Repeat the records below exactly as they appear.
— Start —
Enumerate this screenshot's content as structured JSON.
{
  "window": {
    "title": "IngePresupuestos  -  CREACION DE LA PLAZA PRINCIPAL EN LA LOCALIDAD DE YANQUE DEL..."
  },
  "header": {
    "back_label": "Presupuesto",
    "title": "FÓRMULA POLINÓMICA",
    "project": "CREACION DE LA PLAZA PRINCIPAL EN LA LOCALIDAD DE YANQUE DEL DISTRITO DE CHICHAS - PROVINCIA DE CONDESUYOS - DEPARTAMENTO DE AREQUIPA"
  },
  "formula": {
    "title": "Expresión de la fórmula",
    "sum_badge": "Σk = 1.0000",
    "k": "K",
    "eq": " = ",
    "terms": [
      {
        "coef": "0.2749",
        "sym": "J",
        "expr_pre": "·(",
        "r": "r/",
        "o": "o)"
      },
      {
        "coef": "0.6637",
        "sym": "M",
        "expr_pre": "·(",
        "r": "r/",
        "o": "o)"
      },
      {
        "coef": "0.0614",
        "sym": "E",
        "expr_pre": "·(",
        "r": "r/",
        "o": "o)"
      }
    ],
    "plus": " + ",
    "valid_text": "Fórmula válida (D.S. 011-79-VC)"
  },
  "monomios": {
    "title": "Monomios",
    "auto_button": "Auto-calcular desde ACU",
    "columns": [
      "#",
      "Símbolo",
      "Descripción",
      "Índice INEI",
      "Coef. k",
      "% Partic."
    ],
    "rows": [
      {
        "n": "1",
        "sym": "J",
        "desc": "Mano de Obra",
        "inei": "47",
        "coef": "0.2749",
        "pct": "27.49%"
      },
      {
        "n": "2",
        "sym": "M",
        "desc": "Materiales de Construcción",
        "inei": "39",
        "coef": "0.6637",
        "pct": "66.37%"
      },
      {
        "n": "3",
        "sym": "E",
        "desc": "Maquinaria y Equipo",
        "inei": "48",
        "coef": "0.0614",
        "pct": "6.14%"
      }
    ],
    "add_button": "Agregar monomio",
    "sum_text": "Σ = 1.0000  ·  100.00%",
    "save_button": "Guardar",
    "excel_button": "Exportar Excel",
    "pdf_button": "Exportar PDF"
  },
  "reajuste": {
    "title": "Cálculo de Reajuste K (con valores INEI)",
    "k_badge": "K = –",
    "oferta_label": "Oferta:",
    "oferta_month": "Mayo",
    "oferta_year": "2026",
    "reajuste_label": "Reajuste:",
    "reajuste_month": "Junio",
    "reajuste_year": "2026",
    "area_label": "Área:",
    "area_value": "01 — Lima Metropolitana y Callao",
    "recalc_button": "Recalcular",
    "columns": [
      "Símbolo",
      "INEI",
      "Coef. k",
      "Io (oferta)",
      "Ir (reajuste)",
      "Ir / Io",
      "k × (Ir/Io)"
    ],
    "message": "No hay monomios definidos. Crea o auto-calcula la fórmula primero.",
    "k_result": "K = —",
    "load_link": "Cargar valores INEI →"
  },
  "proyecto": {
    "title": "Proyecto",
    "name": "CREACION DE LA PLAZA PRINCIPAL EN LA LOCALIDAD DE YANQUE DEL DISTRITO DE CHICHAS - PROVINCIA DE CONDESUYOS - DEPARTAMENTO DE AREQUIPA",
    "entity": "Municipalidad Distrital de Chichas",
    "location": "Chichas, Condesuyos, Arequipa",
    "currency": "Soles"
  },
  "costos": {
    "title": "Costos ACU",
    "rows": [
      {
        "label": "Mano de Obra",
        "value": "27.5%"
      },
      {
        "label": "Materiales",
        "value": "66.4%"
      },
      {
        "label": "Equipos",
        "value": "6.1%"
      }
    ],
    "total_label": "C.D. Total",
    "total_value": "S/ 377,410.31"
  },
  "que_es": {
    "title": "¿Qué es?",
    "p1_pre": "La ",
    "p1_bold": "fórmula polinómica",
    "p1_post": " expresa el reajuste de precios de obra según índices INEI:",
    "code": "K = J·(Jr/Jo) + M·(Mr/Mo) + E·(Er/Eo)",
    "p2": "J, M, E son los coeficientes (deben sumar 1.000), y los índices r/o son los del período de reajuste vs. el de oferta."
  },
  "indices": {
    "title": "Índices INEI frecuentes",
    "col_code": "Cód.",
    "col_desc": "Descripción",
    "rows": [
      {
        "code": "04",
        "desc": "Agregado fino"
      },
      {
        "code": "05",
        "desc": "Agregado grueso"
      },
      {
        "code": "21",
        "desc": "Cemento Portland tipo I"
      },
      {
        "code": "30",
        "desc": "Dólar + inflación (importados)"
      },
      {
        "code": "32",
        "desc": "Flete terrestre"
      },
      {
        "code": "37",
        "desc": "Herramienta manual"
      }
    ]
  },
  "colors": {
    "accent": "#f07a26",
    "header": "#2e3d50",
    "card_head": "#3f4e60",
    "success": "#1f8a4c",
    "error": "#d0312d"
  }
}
— End —
### Result
Enumerate this screenshot's content as structured JSON.
{
  "window": {
    "title": "IngePresupuestos  -  CREACION DE LA PLAZA PRINCIPAL EN LA LOCALIDAD DE YANQUE DEL..."
  },
  "header": {
    "back_label": "Presupuesto",
    "title": "FÓRMULA POLINÓMICA",
    "project": "CREACION DE LA PLAZA PRINCIPAL EN LA LOCALIDAD DE YANQUE DEL DISTRITO DE CHICHAS - PROVINCIA DE CONDESUYOS - DEPARTAMENTO DE AREQUIPA"
  },
  "formula": {
    "title": "Expresión de la fórmula",
    "sum_badge": "Σk = 1.0000",
    "k": "K",
    "eq": " = ",
    "terms": [
      {
        "coef": "0.2749",
        "sym": "J",
        "expr_pre": "·(",
        "r": "r/",
        "o": "o)"
      },
      {
        "coef": "0.6637",
        "sym": "M",
        "expr_pre": "·(",
        "r": "r/",
        "o": "o)"
      },
      {
        "coef": "0.0614",
        "sym": "E",
        "expr_pre": "·(",
        "r": "r/",
        "o": "o)"
      }
    ],
    "plus": " + ",
    "valid_text": "Fórmula válida (D.S. 011-79-VC)"
  },
  "monomios": {
    "title": "Monomios",
    "auto_button": "Auto-calcular desde ACU",
    "columns": [
      "#",
      "Símbolo",
      "Descripción",
      "Índice INEI",
      "Coef. k",
      "% Partic."
    ],
    "rows": [
      {
        "n": "1",
        "sym": "J",
        "desc": "Mano de Obra",
        "inei": "47",
        "coef": "0.2749",
        "pct": "27.49%"
      },
      {
        "n": "2",
        "sym": "M",
        "desc": "Materiales de Construcción",
        "inei": "39",
        "coef": "0.6637",
        "pct": "66.37%"
      },
      {
        "n": "3",
        "sym": "E",
        "desc": "Maquinaria y Equipo",
        "inei": "48",
        "coef": "0.0614",
        "pct": "6.14%"
      }
    ],
    "add_button": "Agregar monomio",
    "sum_text": "Σ = 1.0000  ·  100.00%",
    "save_button": "Guardar",
    "excel_button": "Exportar Excel",
    "pdf_button": "Exportar PDF"
  },
  "reajuste": {
    "title": "Cálculo de Reajuste K (con valores INEI)",
    "k_badge": "K = –",
    "oferta_label": "Oferta:",
    "oferta_month": "Mayo",
    "oferta_year": "2026",
    "reajuste_label": "Reajuste:",
    "reajuste_month": "Junio",
    "reajuste_year": "2026",
    "area_label": "Área:",
    "area_value": "01 — Lima Metropolitana y Callao",
    "recalc_button": "Recalcular",
    "columns": [
      "Símbolo",
      "INEI",
      "Coef. k",
      "Io (oferta)",
      "Ir (reajuste)",
      "Ir / Io",
      "k × (Ir/Io)"
    ],
    "message": "No hay monomios definidos. Crea o auto-calcula la fórmula primero.",
    "k_result": "K = —",
    "load_link": "Cargar valores INEI →"
  },
  "proyecto": {
    "title": "Proyecto",
    "name": "CREACION DE LA PLAZA PRINCIPAL EN LA LOCALIDAD DE YANQUE DEL DISTRITO DE CHICHAS - PROVINCIA DE CONDESUYOS - DEPARTAMENTO DE AREQUIPA",
    "entity": "Municipalidad Distrital de Chichas",
    "location": "Chichas, Condesuyos, Arequipa",
    "currency": "Soles"
  },
  "costos": {
    "title": "Costos ACU",
    "rows": [
      {
        "label": "Mano de Obra",
        "value": "27.5%"
      },
      {
        "label": "Materiales",
        "value": "66.4%"
      },
      {
        "label": "Equipos",
        "value": "6.1%"
      }
    ],
    "total_label": "C.D. Total",
    "total_value": "S/ 377,410.31"
  },
  "que_es": {
    "title": "¿Qué es?",
    "p1_pre": "La ",
    "p1_bold": "fórmula polinómica",
    "p1_post": " expresa el reajuste de precios de obra según índices INEI:",
    "code": "K = J·(Jr/Jo) + M·(Mr/Mo) + E·(Er/Eo)",
    "p2": "J, M, E son los coeficientes (deben sumar 1.000), y los índices r/o son los del período de reajuste vs. el de oferta."
  },
  "indices": {
    "title": "Índices INEI frecuentes",
    "col_code": "Cód.",
    "col_desc": "Descripción",
    "rows": [
      {
        "code": "04",
        "desc": "Agregado fino"
      },
      {
        "code": "05",
        "desc": "Agregado grueso"
      },
      {
        "code": "21",
        "desc": "Cemento Portland tipo I"
      },
      {
        "code": "30",
        "desc": "Dólar + inflación (importados)"
      },
      {
        "code": "32",
        "desc": "Flete terrestre"
      },
      {
        "code": "37",
        "desc": "Herramienta manual"
      }
    ]
  },
  "colors": {
    "accent": "#f07a26",
    "header": "#2e3d50",
    "card_head": "#3f4e60",
    "success": "#1f8a4c",
    "error": "#d0312d"
  }
}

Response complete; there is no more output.